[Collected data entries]
* * * * * * * * *
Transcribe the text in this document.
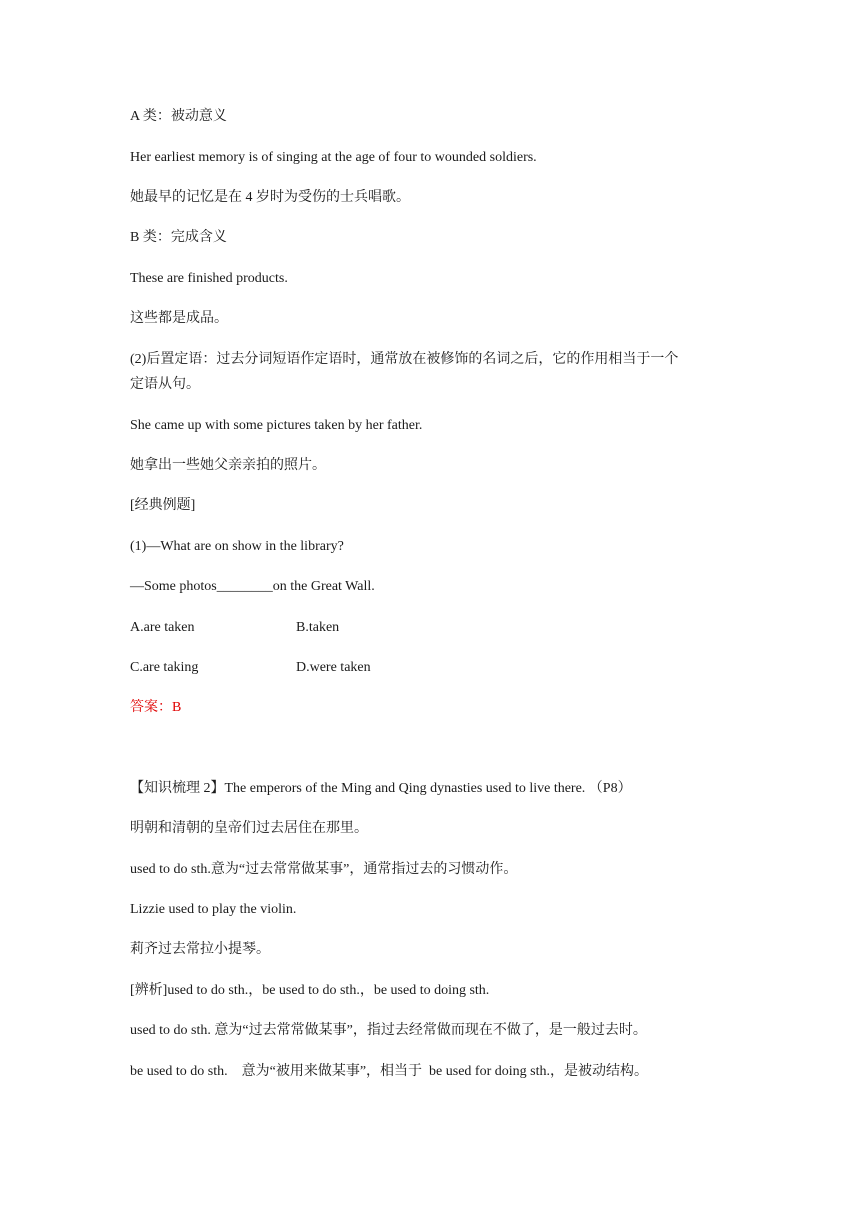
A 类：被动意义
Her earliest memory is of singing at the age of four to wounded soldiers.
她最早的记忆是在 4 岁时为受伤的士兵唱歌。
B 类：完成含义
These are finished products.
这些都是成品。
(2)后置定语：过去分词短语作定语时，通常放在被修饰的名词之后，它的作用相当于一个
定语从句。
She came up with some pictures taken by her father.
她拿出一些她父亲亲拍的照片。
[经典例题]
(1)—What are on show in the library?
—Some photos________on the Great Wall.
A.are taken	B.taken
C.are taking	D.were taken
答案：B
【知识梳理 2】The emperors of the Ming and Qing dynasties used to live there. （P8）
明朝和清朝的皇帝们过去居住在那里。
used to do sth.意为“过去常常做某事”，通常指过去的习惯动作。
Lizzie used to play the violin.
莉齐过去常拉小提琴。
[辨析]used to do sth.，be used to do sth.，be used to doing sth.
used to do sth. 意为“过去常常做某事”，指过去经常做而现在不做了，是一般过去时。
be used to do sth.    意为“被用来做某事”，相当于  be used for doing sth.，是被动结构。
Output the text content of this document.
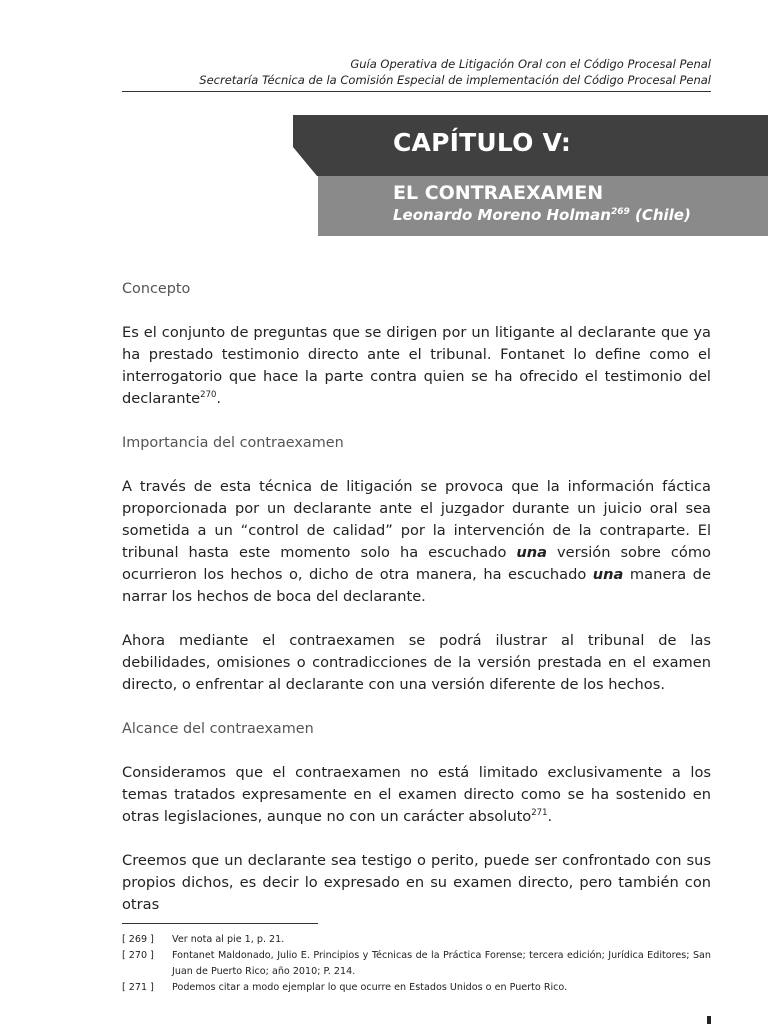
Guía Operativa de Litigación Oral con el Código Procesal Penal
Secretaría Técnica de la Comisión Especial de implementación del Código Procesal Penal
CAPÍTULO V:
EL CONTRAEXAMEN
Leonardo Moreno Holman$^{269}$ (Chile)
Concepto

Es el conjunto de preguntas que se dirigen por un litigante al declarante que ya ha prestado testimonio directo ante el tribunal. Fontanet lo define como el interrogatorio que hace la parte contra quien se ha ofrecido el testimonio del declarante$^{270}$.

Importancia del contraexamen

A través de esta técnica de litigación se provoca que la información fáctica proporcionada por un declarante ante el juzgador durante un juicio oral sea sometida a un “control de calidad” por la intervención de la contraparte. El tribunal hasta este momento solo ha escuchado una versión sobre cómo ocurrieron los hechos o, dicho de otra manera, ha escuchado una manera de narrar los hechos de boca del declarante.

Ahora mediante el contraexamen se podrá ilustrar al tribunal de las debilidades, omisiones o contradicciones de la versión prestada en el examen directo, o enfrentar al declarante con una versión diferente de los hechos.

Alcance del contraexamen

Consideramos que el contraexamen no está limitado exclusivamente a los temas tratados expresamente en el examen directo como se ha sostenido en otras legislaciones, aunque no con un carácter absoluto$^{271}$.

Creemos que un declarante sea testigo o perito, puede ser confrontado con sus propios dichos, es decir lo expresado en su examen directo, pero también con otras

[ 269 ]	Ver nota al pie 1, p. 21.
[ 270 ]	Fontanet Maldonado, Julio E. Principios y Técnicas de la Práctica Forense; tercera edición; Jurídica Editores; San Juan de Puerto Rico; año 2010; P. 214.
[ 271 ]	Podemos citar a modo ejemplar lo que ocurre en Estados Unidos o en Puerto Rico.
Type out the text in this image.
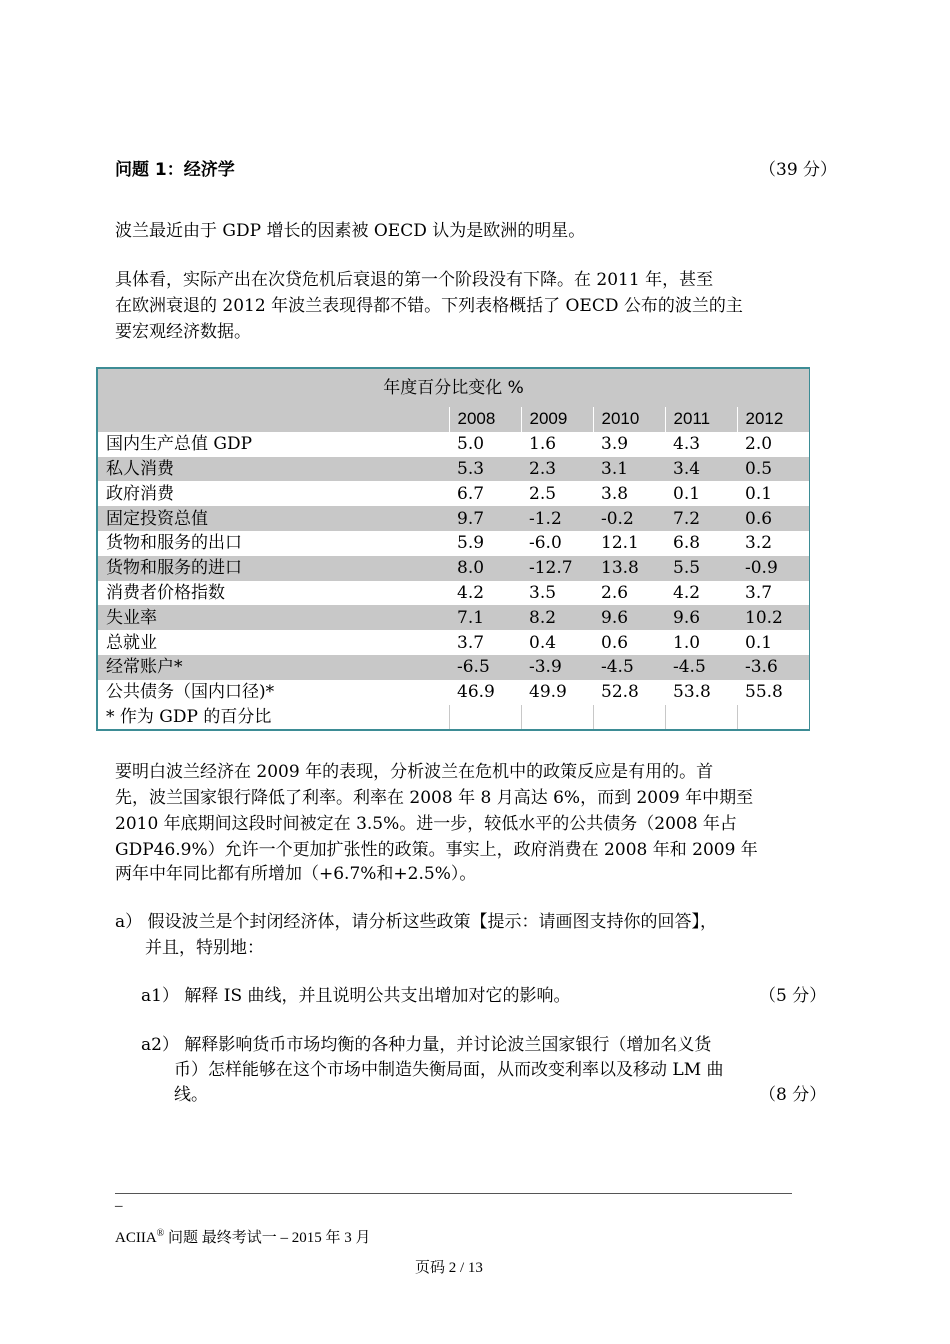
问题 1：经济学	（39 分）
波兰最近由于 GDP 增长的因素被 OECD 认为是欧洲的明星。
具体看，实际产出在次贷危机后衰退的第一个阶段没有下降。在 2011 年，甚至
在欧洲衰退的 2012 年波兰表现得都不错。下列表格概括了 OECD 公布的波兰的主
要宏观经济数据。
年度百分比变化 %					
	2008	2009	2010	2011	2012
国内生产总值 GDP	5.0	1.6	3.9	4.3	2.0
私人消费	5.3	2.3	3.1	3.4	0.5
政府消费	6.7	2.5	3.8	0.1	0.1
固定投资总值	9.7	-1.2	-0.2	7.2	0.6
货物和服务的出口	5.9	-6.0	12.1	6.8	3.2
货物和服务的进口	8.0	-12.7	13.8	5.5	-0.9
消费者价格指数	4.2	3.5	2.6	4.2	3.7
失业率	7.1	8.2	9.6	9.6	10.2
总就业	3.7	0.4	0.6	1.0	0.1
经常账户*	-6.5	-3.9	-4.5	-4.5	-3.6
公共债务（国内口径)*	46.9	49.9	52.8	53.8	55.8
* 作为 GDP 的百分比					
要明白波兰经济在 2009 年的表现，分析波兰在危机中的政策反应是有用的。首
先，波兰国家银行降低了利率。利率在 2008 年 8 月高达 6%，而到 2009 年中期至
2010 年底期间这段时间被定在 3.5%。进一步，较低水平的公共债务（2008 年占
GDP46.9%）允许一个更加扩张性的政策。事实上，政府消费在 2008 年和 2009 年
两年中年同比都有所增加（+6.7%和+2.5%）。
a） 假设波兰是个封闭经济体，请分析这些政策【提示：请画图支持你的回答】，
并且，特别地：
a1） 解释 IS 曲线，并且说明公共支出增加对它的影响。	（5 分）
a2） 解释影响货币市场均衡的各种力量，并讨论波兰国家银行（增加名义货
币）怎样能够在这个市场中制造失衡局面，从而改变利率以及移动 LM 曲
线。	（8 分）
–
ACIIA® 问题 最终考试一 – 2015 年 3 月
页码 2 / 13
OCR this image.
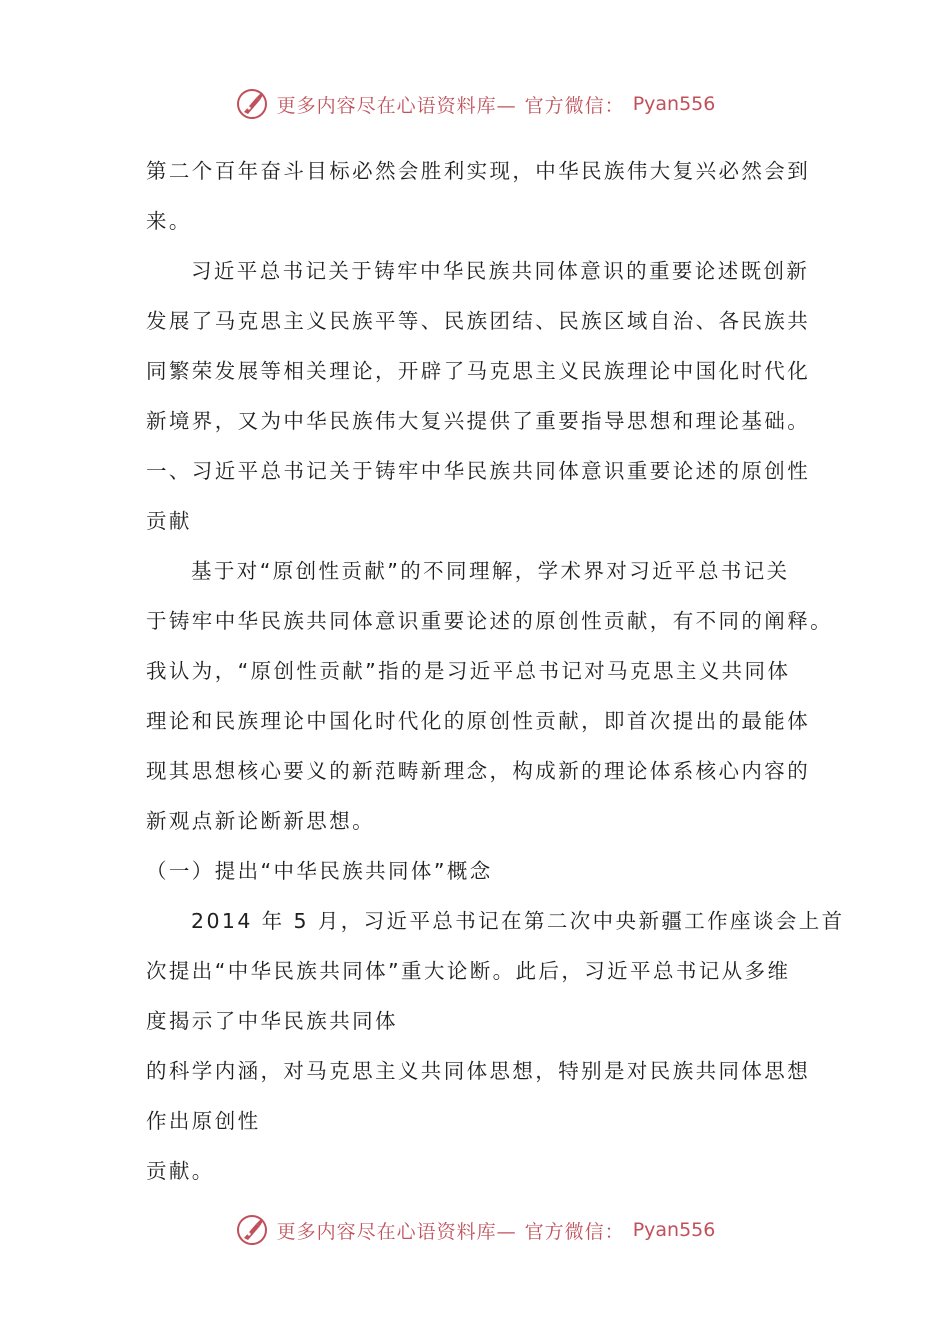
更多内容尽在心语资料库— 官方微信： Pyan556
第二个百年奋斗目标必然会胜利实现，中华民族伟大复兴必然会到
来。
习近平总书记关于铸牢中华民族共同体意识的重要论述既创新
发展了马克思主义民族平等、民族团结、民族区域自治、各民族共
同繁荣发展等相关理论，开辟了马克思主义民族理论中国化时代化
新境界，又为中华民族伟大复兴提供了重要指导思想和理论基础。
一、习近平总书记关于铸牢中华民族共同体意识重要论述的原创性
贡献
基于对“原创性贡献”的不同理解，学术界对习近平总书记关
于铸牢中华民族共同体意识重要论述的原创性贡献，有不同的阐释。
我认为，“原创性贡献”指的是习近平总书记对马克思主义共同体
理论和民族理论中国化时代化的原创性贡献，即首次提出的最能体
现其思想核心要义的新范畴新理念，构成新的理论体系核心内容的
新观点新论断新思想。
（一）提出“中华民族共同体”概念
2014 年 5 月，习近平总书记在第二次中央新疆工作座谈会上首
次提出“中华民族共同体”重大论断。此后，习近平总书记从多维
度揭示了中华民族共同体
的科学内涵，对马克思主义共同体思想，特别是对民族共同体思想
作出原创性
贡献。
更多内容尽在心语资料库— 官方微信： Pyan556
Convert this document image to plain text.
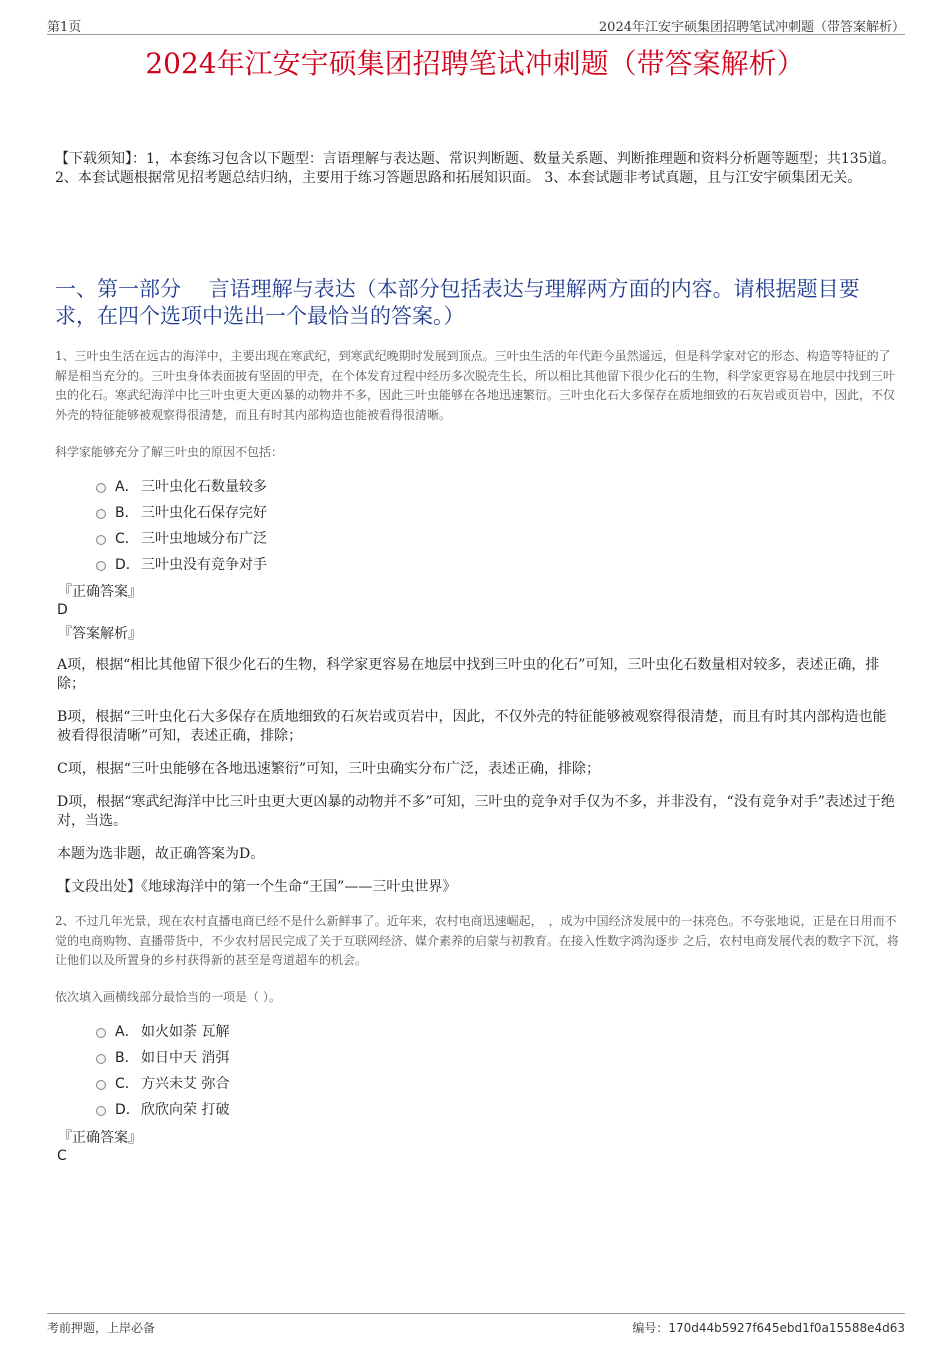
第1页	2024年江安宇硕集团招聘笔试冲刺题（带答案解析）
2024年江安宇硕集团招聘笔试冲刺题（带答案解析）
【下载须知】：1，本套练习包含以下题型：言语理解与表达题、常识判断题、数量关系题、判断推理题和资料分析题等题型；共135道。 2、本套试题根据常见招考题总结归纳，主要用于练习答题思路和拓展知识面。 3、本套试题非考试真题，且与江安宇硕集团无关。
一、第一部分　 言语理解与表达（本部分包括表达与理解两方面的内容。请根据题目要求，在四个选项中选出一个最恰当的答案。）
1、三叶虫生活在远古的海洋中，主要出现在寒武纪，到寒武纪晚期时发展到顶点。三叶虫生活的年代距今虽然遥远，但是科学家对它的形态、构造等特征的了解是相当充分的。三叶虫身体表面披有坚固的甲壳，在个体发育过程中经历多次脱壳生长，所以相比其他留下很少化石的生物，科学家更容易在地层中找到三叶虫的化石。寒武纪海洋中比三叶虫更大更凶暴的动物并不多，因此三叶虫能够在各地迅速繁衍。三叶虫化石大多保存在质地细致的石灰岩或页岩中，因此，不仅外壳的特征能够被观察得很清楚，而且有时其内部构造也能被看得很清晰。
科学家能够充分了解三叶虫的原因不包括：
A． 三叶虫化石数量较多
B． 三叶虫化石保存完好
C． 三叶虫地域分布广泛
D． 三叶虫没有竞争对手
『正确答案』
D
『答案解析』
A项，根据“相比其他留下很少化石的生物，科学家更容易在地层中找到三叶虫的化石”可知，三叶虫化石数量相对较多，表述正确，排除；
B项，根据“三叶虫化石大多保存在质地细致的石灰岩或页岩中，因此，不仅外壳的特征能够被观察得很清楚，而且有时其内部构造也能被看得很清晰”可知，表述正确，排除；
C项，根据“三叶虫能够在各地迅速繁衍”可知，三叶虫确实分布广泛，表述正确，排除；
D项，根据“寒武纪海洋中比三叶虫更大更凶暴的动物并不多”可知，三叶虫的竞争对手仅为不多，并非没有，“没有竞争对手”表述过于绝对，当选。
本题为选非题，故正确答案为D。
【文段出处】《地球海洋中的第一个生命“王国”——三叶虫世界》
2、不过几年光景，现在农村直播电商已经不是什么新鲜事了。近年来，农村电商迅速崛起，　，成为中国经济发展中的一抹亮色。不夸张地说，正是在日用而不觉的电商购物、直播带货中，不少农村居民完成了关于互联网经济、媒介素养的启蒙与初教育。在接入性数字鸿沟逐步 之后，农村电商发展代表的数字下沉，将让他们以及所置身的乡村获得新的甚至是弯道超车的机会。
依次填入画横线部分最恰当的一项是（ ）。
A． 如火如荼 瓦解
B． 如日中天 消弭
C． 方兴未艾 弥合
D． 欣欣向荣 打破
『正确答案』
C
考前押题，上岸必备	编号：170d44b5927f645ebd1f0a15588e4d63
* * * * * * * * *
## EXERCISE DETAILS:
Copy out each line of the material that holds the word "Código".

## THE RESULT:
Guía Operativa de Litigación Oral con el Código Procesal Penal
Secretaría Técnica de la Comisión Especial de implementación del Código Procesal Penal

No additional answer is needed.